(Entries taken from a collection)
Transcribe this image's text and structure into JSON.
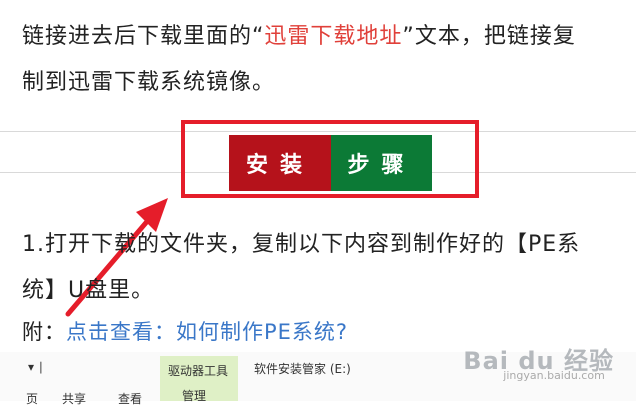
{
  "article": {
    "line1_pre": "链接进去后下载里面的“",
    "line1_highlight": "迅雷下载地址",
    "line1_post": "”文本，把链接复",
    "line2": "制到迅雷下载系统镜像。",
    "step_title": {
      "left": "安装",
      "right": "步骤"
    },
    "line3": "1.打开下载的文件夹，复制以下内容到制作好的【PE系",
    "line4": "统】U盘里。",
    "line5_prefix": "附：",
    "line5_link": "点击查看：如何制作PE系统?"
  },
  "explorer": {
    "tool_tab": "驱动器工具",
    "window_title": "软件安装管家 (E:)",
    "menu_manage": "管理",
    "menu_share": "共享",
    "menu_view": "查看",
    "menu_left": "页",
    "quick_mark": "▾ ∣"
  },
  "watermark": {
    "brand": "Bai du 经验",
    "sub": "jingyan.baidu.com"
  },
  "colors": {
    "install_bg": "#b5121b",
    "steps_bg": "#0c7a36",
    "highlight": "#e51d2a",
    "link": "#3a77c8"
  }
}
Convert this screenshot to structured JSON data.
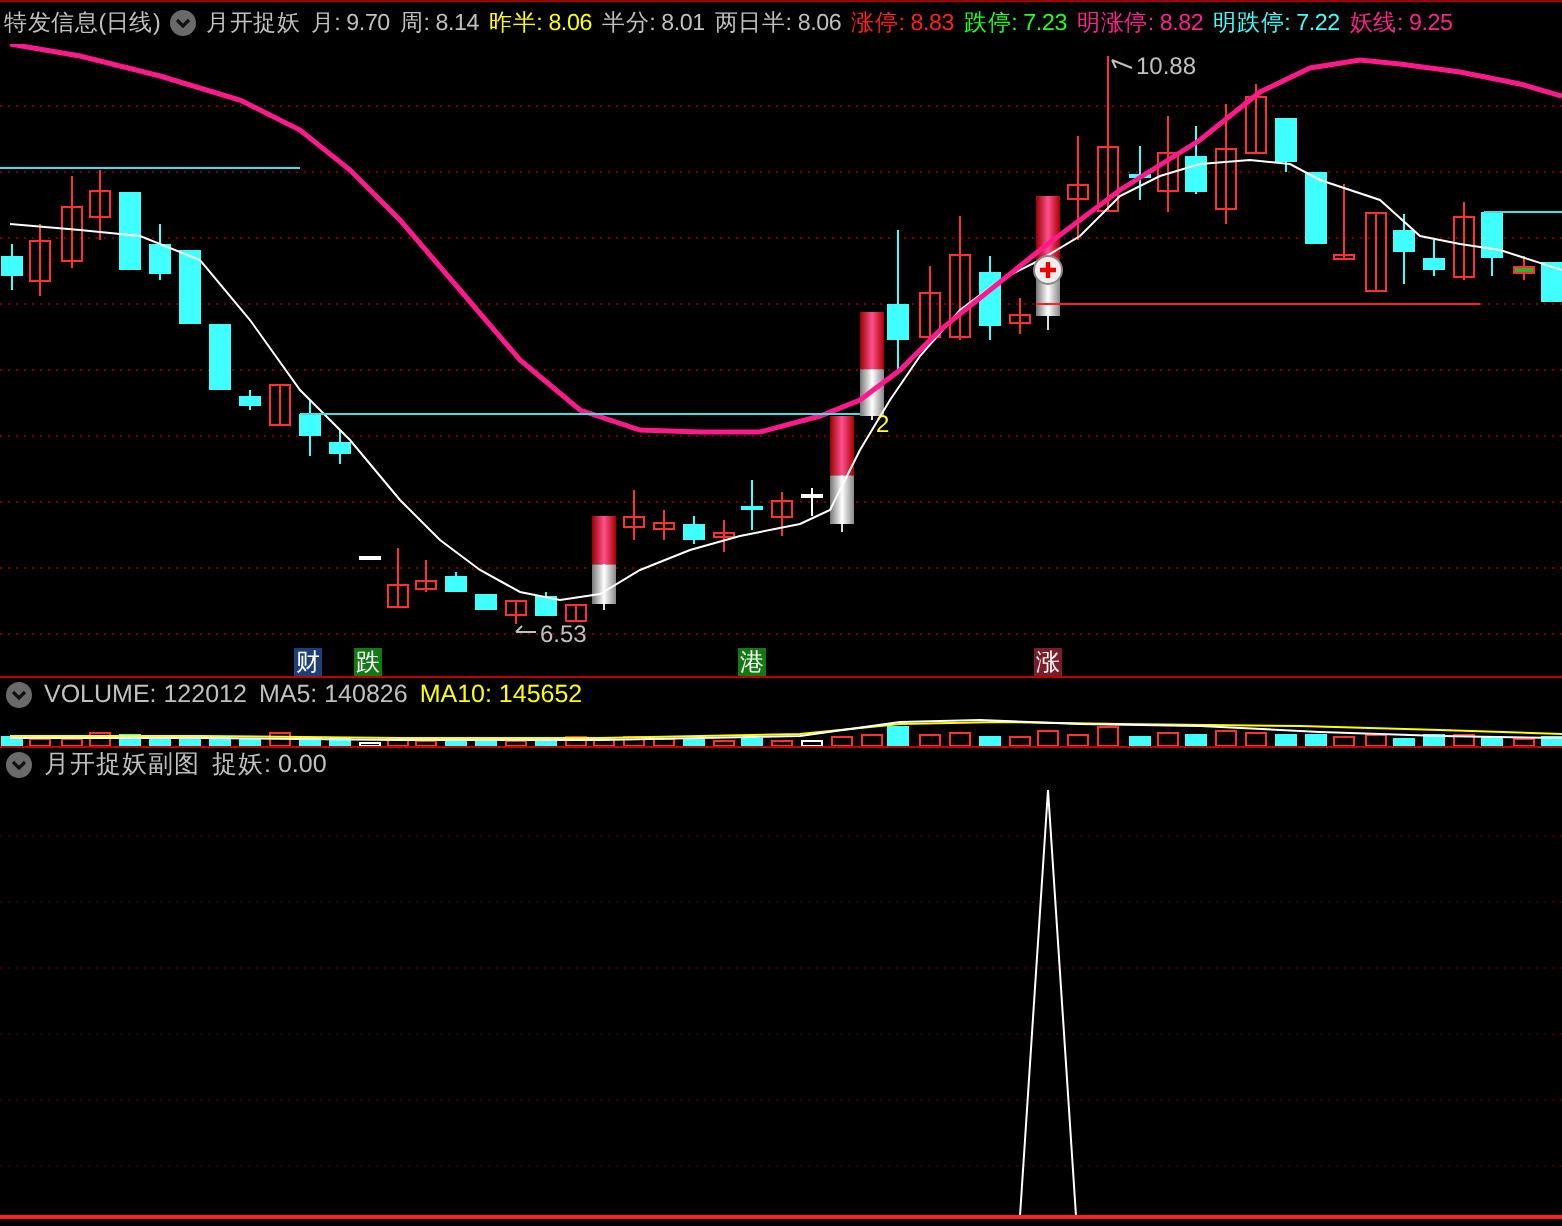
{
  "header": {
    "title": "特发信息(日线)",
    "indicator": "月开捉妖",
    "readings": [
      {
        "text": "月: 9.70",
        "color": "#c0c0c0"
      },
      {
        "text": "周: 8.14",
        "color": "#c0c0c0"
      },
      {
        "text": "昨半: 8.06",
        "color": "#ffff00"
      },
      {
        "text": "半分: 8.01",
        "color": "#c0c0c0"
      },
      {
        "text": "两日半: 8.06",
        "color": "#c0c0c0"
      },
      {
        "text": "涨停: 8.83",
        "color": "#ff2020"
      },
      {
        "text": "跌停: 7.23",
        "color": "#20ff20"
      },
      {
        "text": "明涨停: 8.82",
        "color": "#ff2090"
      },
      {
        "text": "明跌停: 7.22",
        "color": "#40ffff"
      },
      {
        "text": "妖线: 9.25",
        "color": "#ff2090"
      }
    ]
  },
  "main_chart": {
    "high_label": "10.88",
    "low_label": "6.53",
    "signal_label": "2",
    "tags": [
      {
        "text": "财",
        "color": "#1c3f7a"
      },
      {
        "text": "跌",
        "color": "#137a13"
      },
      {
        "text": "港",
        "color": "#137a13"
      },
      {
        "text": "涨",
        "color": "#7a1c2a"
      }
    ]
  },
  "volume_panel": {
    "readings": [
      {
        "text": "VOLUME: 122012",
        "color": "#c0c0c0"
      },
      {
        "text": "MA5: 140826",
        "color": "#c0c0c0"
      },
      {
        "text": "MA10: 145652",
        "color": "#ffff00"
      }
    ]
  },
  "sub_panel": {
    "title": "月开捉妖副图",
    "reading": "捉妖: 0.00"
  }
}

* **Stated exercise**: Output the records above exactly as they are, leaving out the pictures.

* **Response below**:
Transcribe this image's text and structure into JSON.
{
  "article": {
    "line1_pre": "链接进去后下载里面的“",
    "line1_highlight": "迅雷下载地址",
    "line1_post": "”文本，把链接复",
    "line2": "制到迅雷下载系统镜像。",
    "step_title": {
      "left": "安装",
      "right": "步骤"
    },
    "line3": "1.打开下载的文件夹，复制以下内容到制作好的【PE系",
    "line4": "统】U盘里。",
    "line5_prefix": "附：",
    "line5_link": "点击查看：如何制作PE系统?"
  },
  "explorer": {
    "tool_tab": "驱动器工具",
    "window_title": "软件安装管家 (E:)",
    "menu_manage": "管理",
    "menu_share": "共享",
    "menu_view": "查看",
    "menu_left": "页",
    "quick_mark": "▾ ∣"
  },
  "watermark": {
    "brand": "Bai du 经验",
    "sub": "jingyan.baidu.com"
  },
  "colors": {
    "install_bg": "#b5121b",
    "steps_bg": "#0c7a36",
    "highlight": "#e51d2a",
    "link": "#3a77c8"
  }
}
Convert this screenshot to structured JSON data.
{
  "header": {
    "title": "特发信息(日线)",
    "indicator": "月开捉妖",
    "readings": [
      {
        "text": "月: 9.70",
        "color": "#c0c0c0"
      },
      {
        "text": "周: 8.14",
        "color": "#c0c0c0"
      },
      {
        "text": "昨半: 8.06",
        "color": "#ffff00"
      },
      {
        "text": "半分: 8.01",
        "color": "#c0c0c0"
      },
      {
        "text": "两日半: 8.06",
        "color": "#c0c0c0"
      },
      {
        "text": "涨停: 8.83",
        "color": "#ff2020"
      },
      {
        "text": "跌停: 7.23",
        "color": "#20ff20"
      },
      {
        "text": "明涨停: 8.82",
        "color": "#ff2090"
      },
      {
        "text": "明跌停: 7.22",
        "color": "#40ffff"
      },
      {
        "text": "妖线: 9.25",
        "color": "#ff2090"
      }
    ]
  },
  "main_chart": {
    "high_label": "10.88",
    "low_label": "6.53",
    "signal_label": "2",
    "tags": [
      {
        "text": "财",
        "color": "#1c3f7a"
      },
      {
        "text": "跌",
        "color": "#137a13"
      },
      {
        "text": "港",
        "color": "#137a13"
      },
      {
        "text": "涨",
        "color": "#7a1c2a"
      }
    ]
  },
  "volume_panel": {
    "readings": [
      {
        "text": "VOLUME: 122012",
        "color": "#c0c0c0"
      },
      {
        "text": "MA5: 140826",
        "color": "#c0c0c0"
      },
      {
        "text": "MA10: 145652",
        "color": "#ffff00"
      }
    ]
  },
  "sub_panel": {
    "title": "月开捉妖副图",
    "reading": "捉妖: 0.00"
  }
}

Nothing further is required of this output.